■ PROBLEM REQUIREMENTS ■
Your task is to print the material below exactly as presented.

Rows from a dataset:

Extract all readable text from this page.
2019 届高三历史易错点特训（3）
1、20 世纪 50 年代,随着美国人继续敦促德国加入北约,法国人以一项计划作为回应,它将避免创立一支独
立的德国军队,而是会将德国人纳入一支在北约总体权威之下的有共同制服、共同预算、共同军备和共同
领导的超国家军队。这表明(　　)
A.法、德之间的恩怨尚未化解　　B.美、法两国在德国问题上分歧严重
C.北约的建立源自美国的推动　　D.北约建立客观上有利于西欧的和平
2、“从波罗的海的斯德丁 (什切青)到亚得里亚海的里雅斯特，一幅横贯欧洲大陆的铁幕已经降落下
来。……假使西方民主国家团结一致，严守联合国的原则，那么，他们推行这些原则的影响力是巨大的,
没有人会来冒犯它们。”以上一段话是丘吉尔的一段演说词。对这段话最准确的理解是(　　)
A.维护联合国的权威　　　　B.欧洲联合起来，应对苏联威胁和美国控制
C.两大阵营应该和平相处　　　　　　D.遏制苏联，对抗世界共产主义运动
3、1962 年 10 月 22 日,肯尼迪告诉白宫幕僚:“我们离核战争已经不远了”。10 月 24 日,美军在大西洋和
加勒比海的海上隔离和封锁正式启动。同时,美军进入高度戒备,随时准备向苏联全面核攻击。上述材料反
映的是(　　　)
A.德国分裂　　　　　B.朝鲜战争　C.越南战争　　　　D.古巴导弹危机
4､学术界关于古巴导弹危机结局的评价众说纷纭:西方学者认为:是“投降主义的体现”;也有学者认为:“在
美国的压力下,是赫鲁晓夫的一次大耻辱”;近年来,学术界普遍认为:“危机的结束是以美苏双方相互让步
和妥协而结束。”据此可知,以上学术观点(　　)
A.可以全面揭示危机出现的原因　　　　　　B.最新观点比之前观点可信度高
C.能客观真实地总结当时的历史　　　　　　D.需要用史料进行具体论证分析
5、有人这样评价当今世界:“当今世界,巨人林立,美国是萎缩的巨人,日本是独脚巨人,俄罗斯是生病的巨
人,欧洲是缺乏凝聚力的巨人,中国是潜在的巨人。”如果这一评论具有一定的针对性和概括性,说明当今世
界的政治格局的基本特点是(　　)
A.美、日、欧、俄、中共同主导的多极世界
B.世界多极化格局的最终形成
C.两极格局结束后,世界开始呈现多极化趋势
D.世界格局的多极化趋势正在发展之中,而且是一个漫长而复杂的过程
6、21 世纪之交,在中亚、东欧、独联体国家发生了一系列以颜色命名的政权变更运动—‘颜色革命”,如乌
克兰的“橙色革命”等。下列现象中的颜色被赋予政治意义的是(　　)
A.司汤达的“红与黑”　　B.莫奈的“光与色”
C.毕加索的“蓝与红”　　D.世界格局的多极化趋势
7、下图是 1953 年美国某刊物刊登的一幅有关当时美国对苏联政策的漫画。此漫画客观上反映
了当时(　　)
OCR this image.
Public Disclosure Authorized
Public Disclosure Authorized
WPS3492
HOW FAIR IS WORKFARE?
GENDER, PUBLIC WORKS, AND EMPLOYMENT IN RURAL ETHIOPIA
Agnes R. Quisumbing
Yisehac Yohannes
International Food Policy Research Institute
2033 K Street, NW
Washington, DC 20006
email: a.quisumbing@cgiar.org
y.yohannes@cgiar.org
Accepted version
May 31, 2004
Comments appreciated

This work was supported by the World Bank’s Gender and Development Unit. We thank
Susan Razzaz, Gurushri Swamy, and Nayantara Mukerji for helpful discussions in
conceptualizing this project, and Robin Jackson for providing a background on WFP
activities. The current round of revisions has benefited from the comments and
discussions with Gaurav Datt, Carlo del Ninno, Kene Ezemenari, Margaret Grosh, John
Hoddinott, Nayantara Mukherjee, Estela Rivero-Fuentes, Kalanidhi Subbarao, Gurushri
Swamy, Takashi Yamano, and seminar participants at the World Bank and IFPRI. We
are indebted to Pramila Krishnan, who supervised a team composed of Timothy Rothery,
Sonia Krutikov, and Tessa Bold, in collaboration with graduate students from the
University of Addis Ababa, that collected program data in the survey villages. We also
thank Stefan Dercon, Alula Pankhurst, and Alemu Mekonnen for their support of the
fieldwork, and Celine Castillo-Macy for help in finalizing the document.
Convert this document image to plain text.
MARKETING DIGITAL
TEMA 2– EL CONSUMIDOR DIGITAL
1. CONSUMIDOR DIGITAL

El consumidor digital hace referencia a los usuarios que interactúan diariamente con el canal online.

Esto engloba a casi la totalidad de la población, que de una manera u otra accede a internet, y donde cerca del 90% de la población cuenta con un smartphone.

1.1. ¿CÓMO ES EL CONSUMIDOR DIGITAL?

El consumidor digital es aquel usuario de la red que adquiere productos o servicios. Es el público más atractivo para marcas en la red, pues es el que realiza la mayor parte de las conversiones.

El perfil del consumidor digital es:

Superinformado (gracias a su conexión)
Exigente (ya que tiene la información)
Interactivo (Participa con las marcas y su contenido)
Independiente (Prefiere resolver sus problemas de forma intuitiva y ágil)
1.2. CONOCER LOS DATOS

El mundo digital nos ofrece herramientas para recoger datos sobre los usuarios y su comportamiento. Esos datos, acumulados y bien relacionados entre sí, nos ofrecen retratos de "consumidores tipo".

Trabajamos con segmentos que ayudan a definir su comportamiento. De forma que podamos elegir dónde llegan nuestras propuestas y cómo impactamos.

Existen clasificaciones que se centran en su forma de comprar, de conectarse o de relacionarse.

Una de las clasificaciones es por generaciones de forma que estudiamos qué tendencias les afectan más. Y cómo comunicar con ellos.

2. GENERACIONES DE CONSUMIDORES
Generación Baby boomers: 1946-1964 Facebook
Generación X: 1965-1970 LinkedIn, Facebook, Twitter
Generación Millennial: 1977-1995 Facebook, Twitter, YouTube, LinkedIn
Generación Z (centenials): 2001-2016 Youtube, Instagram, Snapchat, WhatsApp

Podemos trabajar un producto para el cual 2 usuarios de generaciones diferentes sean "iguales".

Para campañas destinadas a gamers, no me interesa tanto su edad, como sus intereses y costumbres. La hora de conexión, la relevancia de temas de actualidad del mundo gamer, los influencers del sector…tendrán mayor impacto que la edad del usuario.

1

■ EXPECTED ANSWER ■
Extract all readable text from this page.
2019 届高三历史易错点特训（3）
1、20 世纪 50 年代,随着美国人继续敦促德国加入北约,法国人以一项计划作为回应,它将避免创立一支独
立的德国军队,而是会将德国人纳入一支在北约总体权威之下的有共同制服、共同预算、共同军备和共同
领导的超国家军队。这表明(　　)
A.法、德之间的恩怨尚未化解　　B.美、法两国在德国问题上分歧严重
C.北约的建立源自美国的推动　　D.北约建立客观上有利于西欧的和平
2、“从波罗的海的斯德丁 (什切青)到亚得里亚海的里雅斯特，一幅横贯欧洲大陆的铁幕已经降落下
来。……假使西方民主国家团结一致，严守联合国的原则，那么，他们推行这些原则的影响力是巨大的,
没有人会来冒犯它们。”以上一段话是丘吉尔的一段演说词。对这段话最准确的理解是(　　)
A.维护联合国的权威　　　　B.欧洲联合起来，应对苏联威胁和美国控制
C.两大阵营应该和平相处　　　　　　D.遏制苏联，对抗世界共产主义运动
3、1962 年 10 月 22 日,肯尼迪告诉白宫幕僚:“我们离核战争已经不远了”。10 月 24 日,美军在大西洋和
加勒比海的海上隔离和封锁正式启动。同时,美军进入高度戒备,随时准备向苏联全面核攻击。上述材料反
映的是(　　　)
A.德国分裂　　　　　B.朝鲜战争　C.越南战争　　　　D.古巴导弹危机
4､学术界关于古巴导弹危机结局的评价众说纷纭:西方学者认为:是“投降主义的体现”;也有学者认为:“在
美国的压力下,是赫鲁晓夫的一次大耻辱”;近年来,学术界普遍认为:“危机的结束是以美苏双方相互让步
和妥协而结束。”据此可知,以上学术观点(　　)
A.可以全面揭示危机出现的原因　　　　　　B.最新观点比之前观点可信度高
C.能客观真实地总结当时的历史　　　　　　D.需要用史料进行具体论证分析
5、有人这样评价当今世界:“当今世界,巨人林立,美国是萎缩的巨人,日本是独脚巨人,俄罗斯是生病的巨
人,欧洲是缺乏凝聚力的巨人,中国是潜在的巨人。”如果这一评论具有一定的针对性和概括性,说明当今世
界的政治格局的基本特点是(　　)
A.美、日、欧、俄、中共同主导的多极世界
B.世界多极化格局的最终形成
C.两极格局结束后,世界开始呈现多极化趋势
D.世界格局的多极化趋势正在发展之中,而且是一个漫长而复杂的过程
6、21 世纪之交,在中亚、东欧、独联体国家发生了一系列以颜色命名的政权变更运动—‘颜色革命”,如乌
克兰的“橙色革命”等。下列现象中的颜色被赋予政治意义的是(　　)
A.司汤达的“红与黑”　　B.莫奈的“光与色”
C.毕加索的“蓝与红”　　D.世界格局的多极化趋势
7、下图是 1953 年美国某刊物刊登的一幅有关当时美国对苏联政策的漫画。此漫画客观上反映
了当时(　　)
OCR this image.
Public Disclosure Authorized
Public Disclosure Authorized
WPS3492
HOW FAIR IS WORKFARE?
GENDER, PUBLIC WORKS, AND EMPLOYMENT IN RURAL ETHIOPIA
Agnes R. Quisumbing
Yisehac Yohannes
International Food Policy Research Institute
2033 K Street, NW
Washington, DC 20006
email: a.quisumbing@cgiar.org
y.yohannes@cgiar.org
Accepted version
May 31, 2004
Comments appreciated

This work was supported by the World Bank’s Gender and Development Unit. We thank
Susan Razzaz, Gurushri Swamy, and Nayantara Mukerji for helpful discussions in
conceptualizing this project, and Robin Jackson for providing a background on WFP
activities. The current round of revisions has benefited from the comments and
discussions with Gaurav Datt, Carlo del Ninno, Kene Ezemenari, Margaret Grosh, John
Hoddinott, Nayantara Mukherjee, Estela Rivero-Fuentes, Kalanidhi Subbarao, Gurushri
Swamy, Takashi Yamano, and seminar participants at the World Bank and IFPRI. We
are indebted to Pramila Krishnan, who supervised a team composed of Timothy Rothery,
Sonia Krutikov, and Tessa Bold, in collaboration with graduate students from the
University of Addis Ababa, that collected program data in the survey villages. We also
thank Stefan Dercon, Alula Pankhurst, and Alemu Mekonnen for their support of the
fieldwork, and Celine Castillo-Macy for help in finalizing the document.
Convert this document image to plain text.
MARKETING DIGITAL
TEMA 2– EL CONSUMIDOR DIGITAL
1. CONSUMIDOR DIGITAL

El consumidor digital hace referencia a los usuarios que interactúan diariamente con el canal online.

Esto engloba a casi la totalidad de la población, que de una manera u otra accede a internet, y donde cerca del 90% de la población cuenta con un smartphone.

1.1. ¿CÓMO ES EL CONSUMIDOR DIGITAL?

El consumidor digital es aquel usuario de la red que adquiere productos o servicios. Es el público más atractivo para marcas en la red, pues es el que realiza la mayor parte de las conversiones.

El perfil del consumidor digital es:

Superinformado (gracias a su conexión)
Exigente (ya que tiene la información)
Interactivo (Participa con las marcas y su contenido)
Independiente (Prefiere resolver sus problemas de forma intuitiva y ágil)
1.2. CONOCER LOS DATOS

El mundo digital nos ofrece herramientas para recoger datos sobre los usuarios y su comportamiento. Esos datos, acumulados y bien relacionados entre sí, nos ofrecen retratos de "consumidores tipo".

Trabajamos con segmentos que ayudan a definir su comportamiento. De forma que podamos elegir dónde llegan nuestras propuestas y cómo impactamos.

Existen clasificaciones que se centran en su forma de comprar, de conectarse o de relacionarse.

Una de las clasificaciones es por generaciones de forma que estudiamos qué tendencias les afectan más. Y cómo comunicar con ellos.

2. GENERACIONES DE CONSUMIDORES
Generación Baby boomers: 1946-1964 Facebook
Generación X: 1965-1970 LinkedIn, Facebook, Twitter
Generación Millennial: 1977-1995 Facebook, Twitter, YouTube, LinkedIn
Generación Z (centenials): 2001-2016 Youtube, Instagram, Snapchat, WhatsApp

Podemos trabajar un producto para el cual 2 usuarios de generaciones diferentes sean "iguales".

Para campañas destinadas a gamers, no me interesa tanto su edad, como sus intereses y costumbres. La hora de conexión, la relevancia de temas de actualidad del mundo gamer, los influencers del sector…tendrán mayor impacto que la edad del usuario.

1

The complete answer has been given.